### Exercise details
Which lines hold the word "Taste"? Copy each one.
***** Source data *****
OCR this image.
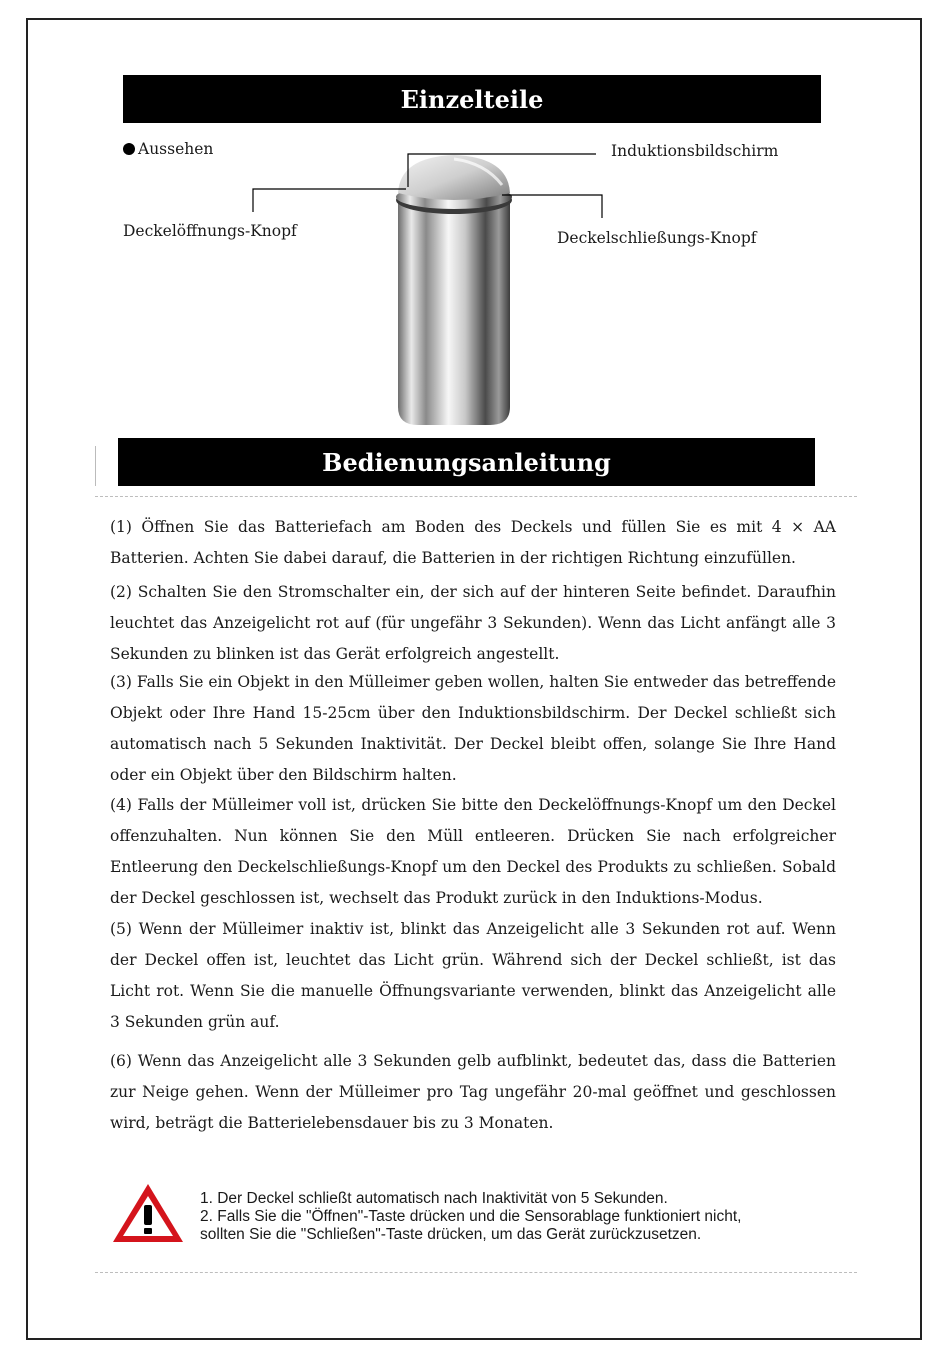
Einzelteile
Aussehen	Induktionsbildschirm
Deckelöffnungs-Knopf	Deckelschließungs-Knopf
Bedienungsanleitung

(1) Öffnen Sie das Batteriefach am Boden des Deckels und füllen Sie es mit 4 × AA Batterien. Achten Sie dabei darauf, die Batterien in der richtigen Richtung einzufüllen.

(2) Schalten Sie den Stromschalter ein, der sich auf der hinteren Seite befindet. Daraufhin leuchtet das Anzeigelicht rot auf (für ungefähr 3 Sekunden). Wenn das Licht anfängt alle 3 Sekunden zu blinken ist das Gerät erfolgreich angestellt.

(3) Falls Sie ein Objekt in den Mülleimer geben wollen, halten Sie entweder das betreffende Objekt oder Ihre Hand 15-25cm über den Induktionsbildschirm. Der Deckel schließt sich automatisch nach 5 Sekunden Inaktivität. Der Deckel bleibt offen, solange Sie Ihre Hand oder ein Objekt über den Bildschirm halten.

(4) Falls der Mülleimer voll ist, drücken Sie bitte den Deckelöffnungs-Knopf um den Deckel offenzuhalten. Nun können Sie den Müll entleeren. Drücken Sie nach erfolgreicher Entleerung den Deckelschließungs-Knopf um den Deckel des Produkts zu schließen. Sobald der Deckel geschlossen ist, wechselt das Produkt zurück in den Induktions-Modus.

(5) Wenn der Mülleimer inaktiv ist, blinkt das Anzeigelicht alle 3 Sekunden rot auf. Wenn der Deckel offen ist, leuchtet das Licht grün. Während sich der Deckel schließt, ist das Licht rot. Wenn Sie die manuelle Öffnungsvariante verwenden, blinkt das Anzeigelicht alle 3 Sekunden grün auf.

(6) Wenn das Anzeigelicht alle 3 Sekunden gelb aufblinkt, bedeutet das, dass die Batterien zur Neige gehen. Wenn der Mülleimer pro Tag ungefähr 20-mal geöffnet und geschlossen wird, beträgt die Batterielebensdauer bis zu 3 Monaten.

1. Der Deckel schließt automatisch nach Inaktivität von 5 Sekunden.
2. Falls Sie die "Öffnen"-Taste drücken und die Sensorablage funktioniert nicht,
sollten Sie die "Schließen"-Taste drücken, um das Gerät zurückzusetzen.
*****
### Output for this exercise
2. Falls Sie die "Öffnen"-Taste drücken und die Sensorablage funktioniert nicht,
sollten Sie die "Schließen"-Taste drücken, um das Gerät zurückzusetzen.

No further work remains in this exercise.